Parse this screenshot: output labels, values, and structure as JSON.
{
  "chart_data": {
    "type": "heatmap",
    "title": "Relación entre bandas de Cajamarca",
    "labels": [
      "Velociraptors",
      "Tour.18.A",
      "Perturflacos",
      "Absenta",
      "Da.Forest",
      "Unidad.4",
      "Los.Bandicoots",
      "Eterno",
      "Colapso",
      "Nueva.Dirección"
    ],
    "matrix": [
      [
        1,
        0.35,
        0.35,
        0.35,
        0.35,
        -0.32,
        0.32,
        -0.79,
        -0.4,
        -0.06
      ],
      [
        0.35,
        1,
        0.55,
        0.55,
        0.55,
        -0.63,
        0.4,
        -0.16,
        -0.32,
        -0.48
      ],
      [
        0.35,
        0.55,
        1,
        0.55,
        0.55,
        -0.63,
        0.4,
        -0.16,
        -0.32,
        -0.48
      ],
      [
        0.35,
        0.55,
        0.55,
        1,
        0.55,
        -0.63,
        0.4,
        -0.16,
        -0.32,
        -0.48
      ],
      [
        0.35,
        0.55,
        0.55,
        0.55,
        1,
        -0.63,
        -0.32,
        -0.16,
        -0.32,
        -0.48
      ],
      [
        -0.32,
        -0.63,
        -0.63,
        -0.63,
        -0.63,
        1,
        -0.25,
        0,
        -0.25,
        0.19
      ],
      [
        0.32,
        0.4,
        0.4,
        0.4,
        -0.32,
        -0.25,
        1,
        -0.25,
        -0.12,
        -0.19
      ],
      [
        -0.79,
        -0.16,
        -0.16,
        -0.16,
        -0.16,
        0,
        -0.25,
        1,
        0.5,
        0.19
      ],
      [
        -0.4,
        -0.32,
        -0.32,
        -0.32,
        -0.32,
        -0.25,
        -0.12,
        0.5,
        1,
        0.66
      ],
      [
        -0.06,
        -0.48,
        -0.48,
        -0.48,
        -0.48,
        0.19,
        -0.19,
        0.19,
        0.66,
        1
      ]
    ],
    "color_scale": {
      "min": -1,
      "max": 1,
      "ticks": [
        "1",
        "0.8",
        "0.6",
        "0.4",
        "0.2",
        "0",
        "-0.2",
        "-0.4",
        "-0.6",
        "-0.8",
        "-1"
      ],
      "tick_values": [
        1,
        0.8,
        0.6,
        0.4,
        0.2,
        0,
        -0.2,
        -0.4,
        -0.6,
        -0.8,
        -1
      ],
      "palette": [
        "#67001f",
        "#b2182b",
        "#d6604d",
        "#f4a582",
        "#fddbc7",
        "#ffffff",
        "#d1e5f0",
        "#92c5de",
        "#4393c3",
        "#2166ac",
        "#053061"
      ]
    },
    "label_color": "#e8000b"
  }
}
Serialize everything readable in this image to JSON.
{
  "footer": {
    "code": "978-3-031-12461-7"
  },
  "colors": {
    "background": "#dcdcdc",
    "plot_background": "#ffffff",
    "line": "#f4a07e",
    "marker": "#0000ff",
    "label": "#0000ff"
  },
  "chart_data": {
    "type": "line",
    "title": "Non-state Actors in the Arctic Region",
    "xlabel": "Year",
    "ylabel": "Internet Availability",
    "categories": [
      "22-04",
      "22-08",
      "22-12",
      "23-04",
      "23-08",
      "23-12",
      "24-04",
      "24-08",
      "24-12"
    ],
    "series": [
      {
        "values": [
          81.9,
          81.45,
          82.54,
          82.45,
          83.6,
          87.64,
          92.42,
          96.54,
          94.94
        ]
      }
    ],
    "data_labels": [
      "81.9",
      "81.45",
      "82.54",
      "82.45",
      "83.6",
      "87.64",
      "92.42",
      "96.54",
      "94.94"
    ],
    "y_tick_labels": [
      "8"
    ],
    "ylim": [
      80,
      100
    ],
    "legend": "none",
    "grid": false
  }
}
---------------
= TASK BRIEF =
Write down every line of the data exactly as it appears above.

= REPLY TO THE TASK =
Parse this screenshot: output labels, values, and structure as JSON.
{
  "chart_data": {
    "type": "heatmap",
    "title": "Relación entre bandas de Cajamarca",
    "labels": [
      "Velociraptors",
      "Tour.18.A",
      "Perturflacos",
      "Absenta",
      "Da.Forest",
      "Unidad.4",
      "Los.Bandicoots",
      "Eterno",
      "Colapso",
      "Nueva.Dirección"
    ],
    "matrix": [
      [
        1,
        0.35,
        0.35,
        0.35,
        0.35,
        -0.32,
        0.32,
        -0.79,
        -0.4,
        -0.06
      ],
      [
        0.35,
        1,
        0.55,
        0.55,
        0.55,
        -0.63,
        0.4,
        -0.16,
        -0.32,
        -0.48
      ],
      [
        0.35,
        0.55,
        1,
        0.55,
        0.55,
        -0.63,
        0.4,
        -0.16,
        -0.32,
        -0.48
      ],
      [
        0.35,
        0.55,
        0.55,
        1,
        0.55,
        -0.63,
        0.4,
        -0.16,
        -0.32,
        -0.48
      ],
      [
        0.35,
        0.55,
        0.55,
        0.55,
        1,
        -0.63,
        -0.32,
        -0.16,
        -0.32,
        -0.48
      ],
      [
        -0.32,
        -0.63,
        -0.63,
        -0.63,
        -0.63,
        1,
        -0.25,
        0,
        -0.25,
        0.19
      ],
      [
        0.32,
        0.4,
        0.4,
        0.4,
        -0.32,
        -0.25,
        1,
        -0.25,
        -0.12,
        -0.19
      ],
      [
        -0.79,
        -0.16,
        -0.16,
        -0.16,
        -0.16,
        0,
        -0.25,
        1,
        0.5,
        0.19
      ],
      [
        -0.4,
        -0.32,
        -0.32,
        -0.32,
        -0.32,
        -0.25,
        -0.12,
        0.5,
        1,
        0.66
      ],
      [
        -0.06,
        -0.48,
        -0.48,
        -0.48,
        -0.48,
        0.19,
        -0.19,
        0.19,
        0.66,
        1
      ]
    ],
    "color_scale": {
      "min": -1,
      "max": 1,
      "ticks": [
        "1",
        "0.8",
        "0.6",
        "0.4",
        "0.2",
        "0",
        "-0.2",
        "-0.4",
        "-0.6",
        "-0.8",
        "-1"
      ],
      "tick_values": [
        1,
        0.8,
        0.6,
        0.4,
        0.2,
        0,
        -0.2,
        -0.4,
        -0.6,
        -0.8,
        -1
      ],
      "palette": [
        "#67001f",
        "#b2182b",
        "#d6604d",
        "#f4a582",
        "#fddbc7",
        "#ffffff",
        "#d1e5f0",
        "#92c5de",
        "#4393c3",
        "#2166ac",
        "#053061"
      ]
    },
    "label_color": "#e8000b"
  }
}
Serialize everything readable in this image to JSON.
{
  "footer": {
    "code": "978-3-031-12461-7"
  },
  "colors": {
    "background": "#dcdcdc",
    "plot_background": "#ffffff",
    "line": "#f4a07e",
    "marker": "#0000ff",
    "label": "#0000ff"
  },
  "chart_data": {
    "type": "line",
    "title": "Non-state Actors in the Arctic Region",
    "xlabel": "Year",
    "ylabel": "Internet Availability",
    "categories": [
      "22-04",
      "22-08",
      "22-12",
      "23-04",
      "23-08",
      "23-12",
      "24-04",
      "24-08",
      "24-12"
    ],
    "series": [
      {
        "values": [
          81.9,
          81.45,
          82.54,
          82.45,
          83.6,
          87.64,
          92.42,
          96.54,
          94.94
        ]
      }
    ],
    "data_labels": [
      "81.9",
      "81.45",
      "82.54",
      "82.45",
      "83.6",
      "87.64",
      "92.42",
      "96.54",
      "94.94"
    ],
    "y_tick_labels": [
      "8"
    ],
    "ylim": [
      80,
      100
    ],
    "legend": "none",
    "grid": false
  }
}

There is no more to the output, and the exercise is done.